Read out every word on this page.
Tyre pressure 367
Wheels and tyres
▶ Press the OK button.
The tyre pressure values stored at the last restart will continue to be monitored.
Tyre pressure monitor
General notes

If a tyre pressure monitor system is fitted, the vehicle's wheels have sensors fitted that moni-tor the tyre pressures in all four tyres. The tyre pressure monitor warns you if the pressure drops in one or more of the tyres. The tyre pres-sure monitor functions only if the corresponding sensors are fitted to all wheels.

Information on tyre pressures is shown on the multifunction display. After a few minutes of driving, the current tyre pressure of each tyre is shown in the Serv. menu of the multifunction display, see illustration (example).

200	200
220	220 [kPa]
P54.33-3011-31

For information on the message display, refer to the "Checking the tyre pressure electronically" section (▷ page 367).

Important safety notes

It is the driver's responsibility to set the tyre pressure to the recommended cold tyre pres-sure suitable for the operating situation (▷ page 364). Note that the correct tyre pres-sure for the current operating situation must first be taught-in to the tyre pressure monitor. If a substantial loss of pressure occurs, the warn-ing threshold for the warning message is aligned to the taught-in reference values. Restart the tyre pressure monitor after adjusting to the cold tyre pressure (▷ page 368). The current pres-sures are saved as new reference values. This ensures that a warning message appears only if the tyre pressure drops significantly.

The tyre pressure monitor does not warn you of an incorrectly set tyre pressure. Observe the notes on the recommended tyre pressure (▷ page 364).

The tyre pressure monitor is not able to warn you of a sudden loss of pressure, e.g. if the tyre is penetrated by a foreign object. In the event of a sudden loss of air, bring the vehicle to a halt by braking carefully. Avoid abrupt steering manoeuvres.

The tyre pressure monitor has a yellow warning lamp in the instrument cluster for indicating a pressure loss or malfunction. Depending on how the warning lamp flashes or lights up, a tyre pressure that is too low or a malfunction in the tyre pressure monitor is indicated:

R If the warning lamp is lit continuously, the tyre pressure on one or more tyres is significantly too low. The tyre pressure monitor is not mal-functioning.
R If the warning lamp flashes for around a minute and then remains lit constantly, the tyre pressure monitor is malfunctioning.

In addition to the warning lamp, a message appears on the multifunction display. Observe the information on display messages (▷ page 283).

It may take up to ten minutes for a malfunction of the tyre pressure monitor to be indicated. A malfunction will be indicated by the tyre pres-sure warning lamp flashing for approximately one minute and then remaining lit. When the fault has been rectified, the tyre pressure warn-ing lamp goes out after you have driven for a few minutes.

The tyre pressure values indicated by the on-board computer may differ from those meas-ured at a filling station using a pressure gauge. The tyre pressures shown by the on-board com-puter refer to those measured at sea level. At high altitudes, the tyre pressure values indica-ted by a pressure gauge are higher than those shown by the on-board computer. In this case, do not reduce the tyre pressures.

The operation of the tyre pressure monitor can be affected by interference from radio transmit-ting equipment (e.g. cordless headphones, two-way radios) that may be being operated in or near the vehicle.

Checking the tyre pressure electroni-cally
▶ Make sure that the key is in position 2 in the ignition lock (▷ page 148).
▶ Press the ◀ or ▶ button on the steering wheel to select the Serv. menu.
-.-.-
- _Aim_
Reproduce the records in full, exactly as written.

- _Exercise result_
Read out every word on this page.
Tyre pressure 367
Wheels and tyres
▶ Press the OK button.
The tyre pressure values stored at the last restart will continue to be monitored.
Tyre pressure monitor
General notes

If a tyre pressure monitor system is fitted, the vehicle's wheels have sensors fitted that moni-tor the tyre pressures in all four tyres. The tyre pressure monitor warns you if the pressure drops in one or more of the tyres. The tyre pres-sure monitor functions only if the corresponding sensors are fitted to all wheels.

Information on tyre pressures is shown on the multifunction display. After a few minutes of driving, the current tyre pressure of each tyre is shown in the Serv. menu of the multifunction display, see illustration (example).

200	200
220	220 [kPa]
P54.33-3011-31

For information on the message display, refer to the "Checking the tyre pressure electronically" section (▷ page 367).

Important safety notes

It is the driver's responsibility to set the tyre pressure to the recommended cold tyre pres-sure suitable for the operating situation (▷ page 364). Note that the correct tyre pres-sure for the current operating situation must first be taught-in to the tyre pressure monitor. If a substantial loss of pressure occurs, the warn-ing threshold for the warning message is aligned to the taught-in reference values. Restart the tyre pressure monitor after adjusting to the cold tyre pressure (▷ page 368). The current pres-sures are saved as new reference values. This ensures that a warning message appears only if the tyre pressure drops significantly.

The tyre pressure monitor does not warn you of an incorrectly set tyre pressure. Observe the notes on the recommended tyre pressure (▷ page 364).

The tyre pressure monitor is not able to warn you of a sudden loss of pressure, e.g. if the tyre is penetrated by a foreign object. In the event of a sudden loss of air, bring the vehicle to a halt by braking carefully. Avoid abrupt steering manoeuvres.

The tyre pressure monitor has a yellow warning lamp in the instrument cluster for indicating a pressure loss or malfunction. Depending on how the warning lamp flashes or lights up, a tyre pressure that is too low or a malfunction in the tyre pressure monitor is indicated:

R If the warning lamp is lit continuously, the tyre pressure on one or more tyres is significantly too low. The tyre pressure monitor is not mal-functioning.
R If the warning lamp flashes for around a minute and then remains lit constantly, the tyre pressure monitor is malfunctioning.

In addition to the warning lamp, a message appears on the multifunction display. Observe the information on display messages (▷ page 283).

It may take up to ten minutes for a malfunction of the tyre pressure monitor to be indicated. A malfunction will be indicated by the tyre pres-sure warning lamp flashing for approximately one minute and then remaining lit. When the fault has been rectified, the tyre pressure warn-ing lamp goes out after you have driven for a few minutes.

The tyre pressure values indicated by the on-board computer may differ from those meas-ured at a filling station using a pressure gauge. The tyre pressures shown by the on-board com-puter refer to those measured at sea level. At high altitudes, the tyre pressure values indica-ted by a pressure gauge are higher than those shown by the on-board computer. In this case, do not reduce the tyre pressures.

The operation of the tyre pressure monitor can be affected by interference from radio transmit-ting equipment (e.g. cordless headphones, two-way radios) that may be being operated in or near the vehicle.

Checking the tyre pressure electroni-cally
▶ Make sure that the key is in position 2 in the ignition lock (▷ page 148).
▶ Press the ◀ or ▶ button on the steering wheel to select the Serv. menu.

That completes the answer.